§ **DATA RECORDS**
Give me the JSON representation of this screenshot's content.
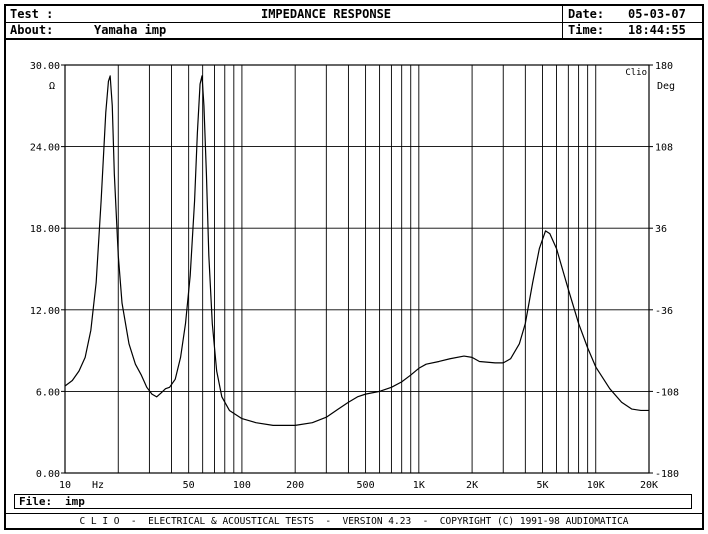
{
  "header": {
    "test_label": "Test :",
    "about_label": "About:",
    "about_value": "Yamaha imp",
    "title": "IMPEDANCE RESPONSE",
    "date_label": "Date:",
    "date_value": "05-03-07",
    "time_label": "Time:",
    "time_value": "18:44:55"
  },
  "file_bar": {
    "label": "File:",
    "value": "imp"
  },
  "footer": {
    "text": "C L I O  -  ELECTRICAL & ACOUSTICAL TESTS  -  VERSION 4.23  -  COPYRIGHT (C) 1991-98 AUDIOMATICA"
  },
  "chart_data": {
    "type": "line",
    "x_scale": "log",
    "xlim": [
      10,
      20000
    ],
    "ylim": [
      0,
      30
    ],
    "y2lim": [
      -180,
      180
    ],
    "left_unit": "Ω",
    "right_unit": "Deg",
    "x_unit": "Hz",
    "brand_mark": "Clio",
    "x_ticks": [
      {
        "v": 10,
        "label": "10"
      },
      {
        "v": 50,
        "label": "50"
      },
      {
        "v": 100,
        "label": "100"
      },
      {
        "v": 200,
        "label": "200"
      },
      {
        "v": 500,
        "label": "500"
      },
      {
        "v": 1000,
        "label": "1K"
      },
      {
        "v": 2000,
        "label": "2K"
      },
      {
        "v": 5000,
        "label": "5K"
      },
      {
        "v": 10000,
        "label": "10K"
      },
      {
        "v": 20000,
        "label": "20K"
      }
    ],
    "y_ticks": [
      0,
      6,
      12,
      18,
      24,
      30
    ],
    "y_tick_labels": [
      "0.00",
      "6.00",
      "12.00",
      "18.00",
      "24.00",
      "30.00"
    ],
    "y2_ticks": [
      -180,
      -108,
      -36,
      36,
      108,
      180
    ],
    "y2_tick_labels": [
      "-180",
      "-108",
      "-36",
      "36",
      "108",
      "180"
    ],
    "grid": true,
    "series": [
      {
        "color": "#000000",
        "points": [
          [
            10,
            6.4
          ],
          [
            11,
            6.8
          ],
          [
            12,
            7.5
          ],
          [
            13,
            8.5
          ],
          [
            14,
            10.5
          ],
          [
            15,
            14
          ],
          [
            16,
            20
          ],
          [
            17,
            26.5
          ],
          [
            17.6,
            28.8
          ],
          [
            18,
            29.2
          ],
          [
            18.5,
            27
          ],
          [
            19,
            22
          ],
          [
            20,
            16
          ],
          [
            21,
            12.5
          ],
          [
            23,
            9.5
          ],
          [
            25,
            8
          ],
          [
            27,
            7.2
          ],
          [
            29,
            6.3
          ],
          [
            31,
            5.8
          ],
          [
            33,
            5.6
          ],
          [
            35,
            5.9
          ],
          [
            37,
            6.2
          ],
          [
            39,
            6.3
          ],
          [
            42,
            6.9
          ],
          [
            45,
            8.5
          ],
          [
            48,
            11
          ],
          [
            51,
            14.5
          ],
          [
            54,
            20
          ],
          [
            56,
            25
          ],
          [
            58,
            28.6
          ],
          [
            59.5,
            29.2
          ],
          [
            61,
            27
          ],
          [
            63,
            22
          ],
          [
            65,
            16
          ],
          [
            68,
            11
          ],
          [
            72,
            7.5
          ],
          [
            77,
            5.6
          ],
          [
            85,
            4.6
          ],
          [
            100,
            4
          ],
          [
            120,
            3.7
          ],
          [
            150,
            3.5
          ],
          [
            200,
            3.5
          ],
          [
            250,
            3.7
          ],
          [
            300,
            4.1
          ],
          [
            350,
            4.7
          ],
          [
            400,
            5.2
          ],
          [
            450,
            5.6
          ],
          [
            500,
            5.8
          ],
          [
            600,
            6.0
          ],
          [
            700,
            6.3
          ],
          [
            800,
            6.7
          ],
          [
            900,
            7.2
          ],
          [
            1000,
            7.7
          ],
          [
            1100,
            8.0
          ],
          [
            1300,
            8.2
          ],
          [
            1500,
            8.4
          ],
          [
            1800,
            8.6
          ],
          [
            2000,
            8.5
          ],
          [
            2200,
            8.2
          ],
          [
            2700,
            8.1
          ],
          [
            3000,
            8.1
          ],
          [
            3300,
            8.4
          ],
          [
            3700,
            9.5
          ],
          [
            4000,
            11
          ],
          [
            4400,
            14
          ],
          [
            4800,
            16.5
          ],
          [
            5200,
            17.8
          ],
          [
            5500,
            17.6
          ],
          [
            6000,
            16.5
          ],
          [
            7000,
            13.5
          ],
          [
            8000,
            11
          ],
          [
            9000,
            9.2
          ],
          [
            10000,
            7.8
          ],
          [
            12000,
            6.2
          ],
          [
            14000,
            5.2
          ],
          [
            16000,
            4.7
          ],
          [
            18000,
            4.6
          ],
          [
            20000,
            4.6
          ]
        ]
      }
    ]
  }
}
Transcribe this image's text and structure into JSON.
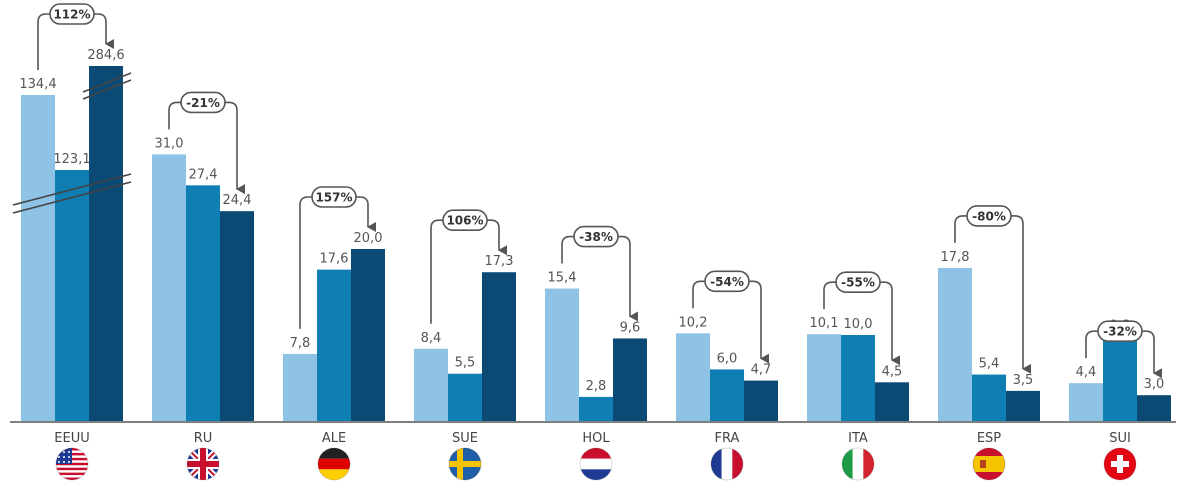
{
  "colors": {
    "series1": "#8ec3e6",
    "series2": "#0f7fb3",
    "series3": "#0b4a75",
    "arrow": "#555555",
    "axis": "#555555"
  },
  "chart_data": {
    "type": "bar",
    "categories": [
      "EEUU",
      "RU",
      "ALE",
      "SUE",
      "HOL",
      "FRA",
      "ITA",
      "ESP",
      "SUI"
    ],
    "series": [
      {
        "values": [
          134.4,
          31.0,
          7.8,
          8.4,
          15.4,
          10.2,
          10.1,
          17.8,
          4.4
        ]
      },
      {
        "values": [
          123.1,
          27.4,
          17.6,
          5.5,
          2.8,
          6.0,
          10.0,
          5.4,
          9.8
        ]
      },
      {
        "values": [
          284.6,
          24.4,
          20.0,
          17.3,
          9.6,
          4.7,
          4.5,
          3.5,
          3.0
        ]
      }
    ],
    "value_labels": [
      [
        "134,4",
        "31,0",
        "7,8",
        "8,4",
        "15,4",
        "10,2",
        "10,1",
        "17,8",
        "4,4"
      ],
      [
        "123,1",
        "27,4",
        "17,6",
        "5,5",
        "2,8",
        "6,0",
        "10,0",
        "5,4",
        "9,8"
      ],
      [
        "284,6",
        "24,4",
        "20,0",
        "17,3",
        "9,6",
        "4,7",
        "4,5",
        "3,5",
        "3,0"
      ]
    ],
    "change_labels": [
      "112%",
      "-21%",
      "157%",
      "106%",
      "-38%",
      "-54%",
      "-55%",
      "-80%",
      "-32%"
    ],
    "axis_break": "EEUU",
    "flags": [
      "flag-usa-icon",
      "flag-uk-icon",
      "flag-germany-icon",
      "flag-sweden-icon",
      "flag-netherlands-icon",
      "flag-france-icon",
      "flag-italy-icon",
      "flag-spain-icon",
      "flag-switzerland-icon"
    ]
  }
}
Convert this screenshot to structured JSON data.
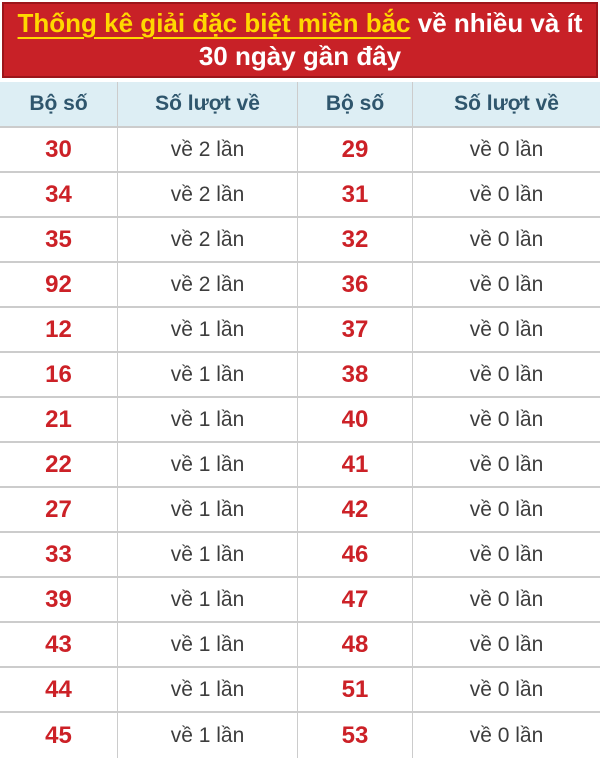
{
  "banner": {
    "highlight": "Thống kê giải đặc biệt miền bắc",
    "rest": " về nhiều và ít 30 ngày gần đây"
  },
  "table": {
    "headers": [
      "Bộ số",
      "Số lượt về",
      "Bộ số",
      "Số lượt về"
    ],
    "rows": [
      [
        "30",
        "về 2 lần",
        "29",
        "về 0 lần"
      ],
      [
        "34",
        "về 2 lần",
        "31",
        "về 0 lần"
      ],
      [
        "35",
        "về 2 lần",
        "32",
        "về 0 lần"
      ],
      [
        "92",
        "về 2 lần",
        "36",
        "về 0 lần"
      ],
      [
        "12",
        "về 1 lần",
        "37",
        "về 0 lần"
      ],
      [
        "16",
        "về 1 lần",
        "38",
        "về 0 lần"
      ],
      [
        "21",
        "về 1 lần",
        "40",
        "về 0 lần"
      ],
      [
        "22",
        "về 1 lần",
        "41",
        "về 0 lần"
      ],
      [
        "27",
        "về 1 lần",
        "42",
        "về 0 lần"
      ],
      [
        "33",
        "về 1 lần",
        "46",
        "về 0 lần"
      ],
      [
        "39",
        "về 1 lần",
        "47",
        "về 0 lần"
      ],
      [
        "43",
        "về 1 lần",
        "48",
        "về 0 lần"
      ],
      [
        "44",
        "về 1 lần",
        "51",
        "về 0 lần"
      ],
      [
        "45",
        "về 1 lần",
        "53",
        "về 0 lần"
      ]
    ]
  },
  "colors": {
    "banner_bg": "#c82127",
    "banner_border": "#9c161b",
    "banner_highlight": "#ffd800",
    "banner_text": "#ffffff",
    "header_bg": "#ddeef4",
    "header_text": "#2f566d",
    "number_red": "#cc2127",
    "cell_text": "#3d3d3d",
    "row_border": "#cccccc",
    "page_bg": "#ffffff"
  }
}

§ **TASK BRIEF**
Filter the records for lines holding the string "icon". Copy each one.

§ **OUTPUT**
      "flag-usa-icon",
      "flag-uk-icon",
      "flag-germany-icon",
      "flag-sweden-icon",
      "flag-netherlands-icon",
      "flag-france-icon",
      "flag-italy-icon",
      "flag-spain-icon",
      "flag-switzerland-icon"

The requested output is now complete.